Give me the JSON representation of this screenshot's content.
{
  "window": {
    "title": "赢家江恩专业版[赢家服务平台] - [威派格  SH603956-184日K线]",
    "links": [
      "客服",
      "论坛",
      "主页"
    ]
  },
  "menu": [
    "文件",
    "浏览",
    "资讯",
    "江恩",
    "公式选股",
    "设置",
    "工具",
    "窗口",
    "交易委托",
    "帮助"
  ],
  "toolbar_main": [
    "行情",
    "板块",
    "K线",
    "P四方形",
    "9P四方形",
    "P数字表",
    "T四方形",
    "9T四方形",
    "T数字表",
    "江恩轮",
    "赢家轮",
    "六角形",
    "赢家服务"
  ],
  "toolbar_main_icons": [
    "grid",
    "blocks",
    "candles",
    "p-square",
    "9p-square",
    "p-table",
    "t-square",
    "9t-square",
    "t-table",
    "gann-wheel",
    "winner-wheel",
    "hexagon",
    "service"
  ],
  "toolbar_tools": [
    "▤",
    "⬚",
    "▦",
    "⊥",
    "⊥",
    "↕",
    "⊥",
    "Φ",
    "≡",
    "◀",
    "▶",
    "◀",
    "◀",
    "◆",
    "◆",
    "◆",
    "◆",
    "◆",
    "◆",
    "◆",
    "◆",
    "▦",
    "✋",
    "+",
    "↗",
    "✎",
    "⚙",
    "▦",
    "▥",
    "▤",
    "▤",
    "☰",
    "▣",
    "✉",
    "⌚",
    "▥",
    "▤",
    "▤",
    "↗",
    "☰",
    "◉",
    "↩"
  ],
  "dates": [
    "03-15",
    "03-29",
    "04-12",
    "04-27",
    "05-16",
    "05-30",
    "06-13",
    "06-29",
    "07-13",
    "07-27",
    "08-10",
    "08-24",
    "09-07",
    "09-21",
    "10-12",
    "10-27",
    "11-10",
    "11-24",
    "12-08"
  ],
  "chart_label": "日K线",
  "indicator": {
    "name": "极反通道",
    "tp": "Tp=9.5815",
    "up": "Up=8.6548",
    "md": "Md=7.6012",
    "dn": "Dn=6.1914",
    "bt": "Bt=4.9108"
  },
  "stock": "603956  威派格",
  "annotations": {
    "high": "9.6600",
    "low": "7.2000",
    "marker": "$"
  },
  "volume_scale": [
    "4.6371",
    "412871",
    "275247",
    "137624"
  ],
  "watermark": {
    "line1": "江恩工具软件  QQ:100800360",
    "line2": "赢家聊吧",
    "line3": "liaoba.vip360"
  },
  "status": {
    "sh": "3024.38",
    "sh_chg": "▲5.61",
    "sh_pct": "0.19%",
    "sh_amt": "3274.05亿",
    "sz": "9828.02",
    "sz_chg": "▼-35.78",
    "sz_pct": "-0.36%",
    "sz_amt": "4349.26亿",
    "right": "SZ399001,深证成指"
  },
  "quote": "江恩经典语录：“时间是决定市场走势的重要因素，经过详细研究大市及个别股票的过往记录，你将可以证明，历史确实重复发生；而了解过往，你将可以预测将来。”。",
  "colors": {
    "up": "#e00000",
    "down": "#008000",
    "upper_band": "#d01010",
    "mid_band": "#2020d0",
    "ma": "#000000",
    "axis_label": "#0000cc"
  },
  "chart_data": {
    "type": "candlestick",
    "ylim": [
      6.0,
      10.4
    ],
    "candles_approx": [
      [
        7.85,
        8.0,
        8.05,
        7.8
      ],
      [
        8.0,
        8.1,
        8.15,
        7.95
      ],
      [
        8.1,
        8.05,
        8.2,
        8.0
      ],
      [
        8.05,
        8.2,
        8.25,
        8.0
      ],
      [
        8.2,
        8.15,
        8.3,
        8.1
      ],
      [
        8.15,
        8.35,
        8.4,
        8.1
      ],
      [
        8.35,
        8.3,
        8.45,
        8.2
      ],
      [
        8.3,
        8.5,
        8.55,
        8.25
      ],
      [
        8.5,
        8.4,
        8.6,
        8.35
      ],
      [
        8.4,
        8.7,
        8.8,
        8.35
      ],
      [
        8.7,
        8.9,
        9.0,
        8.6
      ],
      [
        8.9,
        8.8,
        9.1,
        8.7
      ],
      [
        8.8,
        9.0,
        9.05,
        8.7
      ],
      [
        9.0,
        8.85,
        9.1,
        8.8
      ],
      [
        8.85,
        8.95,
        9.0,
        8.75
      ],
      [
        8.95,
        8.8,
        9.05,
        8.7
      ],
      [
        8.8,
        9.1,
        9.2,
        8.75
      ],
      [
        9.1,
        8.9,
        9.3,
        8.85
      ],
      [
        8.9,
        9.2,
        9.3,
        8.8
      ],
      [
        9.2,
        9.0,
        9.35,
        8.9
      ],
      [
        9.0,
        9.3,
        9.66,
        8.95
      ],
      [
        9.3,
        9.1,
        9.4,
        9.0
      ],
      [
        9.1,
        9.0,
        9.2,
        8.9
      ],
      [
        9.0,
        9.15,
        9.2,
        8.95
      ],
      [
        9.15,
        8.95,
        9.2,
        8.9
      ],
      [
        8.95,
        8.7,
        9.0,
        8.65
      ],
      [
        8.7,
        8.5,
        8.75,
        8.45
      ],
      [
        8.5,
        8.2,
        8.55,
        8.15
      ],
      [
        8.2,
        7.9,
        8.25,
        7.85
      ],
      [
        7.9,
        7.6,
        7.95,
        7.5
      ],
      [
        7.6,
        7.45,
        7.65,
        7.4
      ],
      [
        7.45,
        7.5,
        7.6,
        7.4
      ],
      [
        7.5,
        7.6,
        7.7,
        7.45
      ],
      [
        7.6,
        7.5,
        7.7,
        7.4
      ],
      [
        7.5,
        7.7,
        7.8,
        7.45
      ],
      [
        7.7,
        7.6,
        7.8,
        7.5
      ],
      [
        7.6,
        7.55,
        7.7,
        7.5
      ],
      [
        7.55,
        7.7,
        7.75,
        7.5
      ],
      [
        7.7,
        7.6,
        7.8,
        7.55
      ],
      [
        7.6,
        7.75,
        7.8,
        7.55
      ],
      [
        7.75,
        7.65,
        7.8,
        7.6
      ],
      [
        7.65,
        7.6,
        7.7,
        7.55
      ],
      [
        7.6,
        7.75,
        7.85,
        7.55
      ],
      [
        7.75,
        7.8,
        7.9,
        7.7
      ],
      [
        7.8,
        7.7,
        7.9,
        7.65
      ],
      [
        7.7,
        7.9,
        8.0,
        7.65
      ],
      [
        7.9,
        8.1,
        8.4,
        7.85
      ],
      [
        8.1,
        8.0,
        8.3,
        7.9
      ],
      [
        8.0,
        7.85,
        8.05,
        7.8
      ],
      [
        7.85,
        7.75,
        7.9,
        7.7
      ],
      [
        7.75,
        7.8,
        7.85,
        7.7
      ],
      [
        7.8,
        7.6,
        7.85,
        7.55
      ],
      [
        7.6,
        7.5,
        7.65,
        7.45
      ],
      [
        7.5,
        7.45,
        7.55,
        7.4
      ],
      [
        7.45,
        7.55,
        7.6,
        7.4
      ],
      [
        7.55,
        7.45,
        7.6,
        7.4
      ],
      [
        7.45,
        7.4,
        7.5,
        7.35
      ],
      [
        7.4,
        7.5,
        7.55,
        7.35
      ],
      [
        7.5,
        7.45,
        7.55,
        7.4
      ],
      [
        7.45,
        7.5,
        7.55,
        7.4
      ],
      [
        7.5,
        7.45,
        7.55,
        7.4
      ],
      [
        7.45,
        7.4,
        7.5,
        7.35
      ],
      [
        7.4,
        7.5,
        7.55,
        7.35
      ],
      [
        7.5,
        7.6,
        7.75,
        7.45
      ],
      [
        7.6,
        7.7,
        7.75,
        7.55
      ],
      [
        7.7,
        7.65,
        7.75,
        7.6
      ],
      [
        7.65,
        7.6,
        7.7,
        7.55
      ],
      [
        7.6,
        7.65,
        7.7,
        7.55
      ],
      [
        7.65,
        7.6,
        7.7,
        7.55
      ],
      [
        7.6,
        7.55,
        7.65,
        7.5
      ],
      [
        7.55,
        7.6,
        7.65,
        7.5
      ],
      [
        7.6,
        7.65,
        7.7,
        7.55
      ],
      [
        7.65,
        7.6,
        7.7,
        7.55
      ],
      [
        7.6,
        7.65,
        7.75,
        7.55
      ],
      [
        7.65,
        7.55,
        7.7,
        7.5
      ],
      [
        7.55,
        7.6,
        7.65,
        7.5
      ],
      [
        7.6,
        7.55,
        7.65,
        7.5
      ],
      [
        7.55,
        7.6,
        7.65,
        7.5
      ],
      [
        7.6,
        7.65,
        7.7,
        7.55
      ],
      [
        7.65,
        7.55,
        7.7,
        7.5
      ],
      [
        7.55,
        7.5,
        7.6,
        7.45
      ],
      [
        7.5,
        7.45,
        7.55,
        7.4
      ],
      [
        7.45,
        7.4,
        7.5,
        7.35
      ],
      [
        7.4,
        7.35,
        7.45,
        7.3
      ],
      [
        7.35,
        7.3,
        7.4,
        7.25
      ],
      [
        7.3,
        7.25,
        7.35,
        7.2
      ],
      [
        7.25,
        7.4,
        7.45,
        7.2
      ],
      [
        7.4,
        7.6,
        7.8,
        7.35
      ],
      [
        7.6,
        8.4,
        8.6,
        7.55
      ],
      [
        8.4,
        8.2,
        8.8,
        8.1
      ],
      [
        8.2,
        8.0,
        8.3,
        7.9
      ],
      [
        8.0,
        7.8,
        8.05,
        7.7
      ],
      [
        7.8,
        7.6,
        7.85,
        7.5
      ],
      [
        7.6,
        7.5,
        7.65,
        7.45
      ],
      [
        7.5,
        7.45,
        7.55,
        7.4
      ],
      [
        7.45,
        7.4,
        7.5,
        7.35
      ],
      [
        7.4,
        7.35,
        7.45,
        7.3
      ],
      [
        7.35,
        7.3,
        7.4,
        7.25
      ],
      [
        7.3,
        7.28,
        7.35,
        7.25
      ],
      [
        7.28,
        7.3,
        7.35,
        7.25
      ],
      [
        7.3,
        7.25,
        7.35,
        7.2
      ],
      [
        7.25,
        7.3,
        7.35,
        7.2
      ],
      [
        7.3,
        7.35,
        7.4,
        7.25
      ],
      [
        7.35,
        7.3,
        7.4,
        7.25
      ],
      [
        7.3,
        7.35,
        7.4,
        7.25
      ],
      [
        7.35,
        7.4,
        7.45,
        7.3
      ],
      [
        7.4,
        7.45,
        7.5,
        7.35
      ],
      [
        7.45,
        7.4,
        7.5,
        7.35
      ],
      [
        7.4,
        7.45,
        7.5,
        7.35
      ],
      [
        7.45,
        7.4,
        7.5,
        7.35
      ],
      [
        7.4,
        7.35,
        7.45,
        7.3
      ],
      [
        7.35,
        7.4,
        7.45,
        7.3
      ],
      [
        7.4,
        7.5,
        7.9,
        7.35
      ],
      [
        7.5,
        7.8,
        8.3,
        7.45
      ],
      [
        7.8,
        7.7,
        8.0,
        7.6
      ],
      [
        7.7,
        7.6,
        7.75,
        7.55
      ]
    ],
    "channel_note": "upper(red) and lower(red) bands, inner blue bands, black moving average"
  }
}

● ● ● ● ●

__REQUIRED TASK__
Copy all lines of the material above where the string "square" occurs.

__OUTPUT FOR THIS TASK__
    "p-square",
    "9p-square",
    "t-square",
    "9t-square",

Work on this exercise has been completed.